__YOUR GOAL__. Will you write out all the entries below exactly?

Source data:

-- START --

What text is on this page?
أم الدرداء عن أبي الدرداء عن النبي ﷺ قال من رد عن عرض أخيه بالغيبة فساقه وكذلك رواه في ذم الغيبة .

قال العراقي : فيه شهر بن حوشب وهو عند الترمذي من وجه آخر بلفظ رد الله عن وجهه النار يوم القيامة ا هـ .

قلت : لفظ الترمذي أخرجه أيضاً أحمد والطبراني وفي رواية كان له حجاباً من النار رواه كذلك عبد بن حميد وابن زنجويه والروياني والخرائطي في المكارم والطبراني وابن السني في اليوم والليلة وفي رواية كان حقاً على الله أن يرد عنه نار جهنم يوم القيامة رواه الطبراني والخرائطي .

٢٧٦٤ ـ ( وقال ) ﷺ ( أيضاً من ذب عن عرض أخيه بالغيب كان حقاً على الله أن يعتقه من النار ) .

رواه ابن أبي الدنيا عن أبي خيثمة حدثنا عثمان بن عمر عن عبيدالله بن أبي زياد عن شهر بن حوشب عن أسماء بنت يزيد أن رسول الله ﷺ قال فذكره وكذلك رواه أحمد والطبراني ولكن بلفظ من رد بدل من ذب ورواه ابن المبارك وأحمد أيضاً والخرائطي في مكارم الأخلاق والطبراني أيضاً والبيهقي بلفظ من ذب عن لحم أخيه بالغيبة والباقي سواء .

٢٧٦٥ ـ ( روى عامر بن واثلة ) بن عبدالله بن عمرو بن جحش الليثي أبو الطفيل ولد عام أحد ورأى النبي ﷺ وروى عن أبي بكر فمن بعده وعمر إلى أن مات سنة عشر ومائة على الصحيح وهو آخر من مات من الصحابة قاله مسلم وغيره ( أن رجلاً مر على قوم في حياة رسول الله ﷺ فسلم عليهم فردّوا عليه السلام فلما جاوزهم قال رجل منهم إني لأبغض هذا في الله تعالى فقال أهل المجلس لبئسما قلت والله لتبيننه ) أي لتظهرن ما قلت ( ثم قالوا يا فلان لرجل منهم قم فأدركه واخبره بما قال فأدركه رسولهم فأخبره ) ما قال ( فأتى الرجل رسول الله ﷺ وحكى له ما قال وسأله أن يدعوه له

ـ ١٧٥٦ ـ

-- END --

__TASK RESPONSE__.
What text is on this page?
أم الدرداء عن أبي الدرداء عن النبي ﷺ قال من رد عن عرض أخيه بالغيبة فساقه وكذلك رواه في ذم الغيبة .

قال العراقي : فيه شهر بن حوشب وهو عند الترمذي من وجه آخر بلفظ رد الله عن وجهه النار يوم القيامة ا هـ .

قلت : لفظ الترمذي أخرجه أيضاً أحمد والطبراني وفي رواية كان له حجاباً من النار رواه كذلك عبد بن حميد وابن زنجويه والروياني والخرائطي في المكارم والطبراني وابن السني في اليوم والليلة وفي رواية كان حقاً على الله أن يرد عنه نار جهنم يوم القيامة رواه الطبراني والخرائطي .

٢٧٦٤ ـ ( وقال ) ﷺ ( أيضاً من ذب عن عرض أخيه بالغيب كان حقاً على الله أن يعتقه من النار ) .

رواه ابن أبي الدنيا عن أبي خيثمة حدثنا عثمان بن عمر عن عبيدالله بن أبي زياد عن شهر بن حوشب عن أسماء بنت يزيد أن رسول الله ﷺ قال فذكره وكذلك رواه أحمد والطبراني ولكن بلفظ من رد بدل من ذب ورواه ابن المبارك وأحمد أيضاً والخرائطي في مكارم الأخلاق والطبراني أيضاً والبيهقي بلفظ من ذب عن لحم أخيه بالغيبة والباقي سواء .

٢٧٦٥ ـ ( روى عامر بن واثلة ) بن عبدالله بن عمرو بن جحش الليثي أبو الطفيل ولد عام أحد ورأى النبي ﷺ وروى عن أبي بكر فمن بعده وعمر إلى أن مات سنة عشر ومائة على الصحيح وهو آخر من مات من الصحابة قاله مسلم وغيره ( أن رجلاً مر على قوم في حياة رسول الله ﷺ فسلم عليهم فردّوا عليه السلام فلما جاوزهم قال رجل منهم إني لأبغض هذا في الله تعالى فقال أهل المجلس لبئسما قلت والله لتبيننه ) أي لتظهرن ما قلت ( ثم قالوا يا فلان لرجل منهم قم فأدركه واخبره بما قال فأدركه رسولهم فأخبره ) ما قال ( فأتى الرجل رسول الله ﷺ وحكى له ما قال وسأله أن يدعوه له

ـ ١٧٥٦ ـ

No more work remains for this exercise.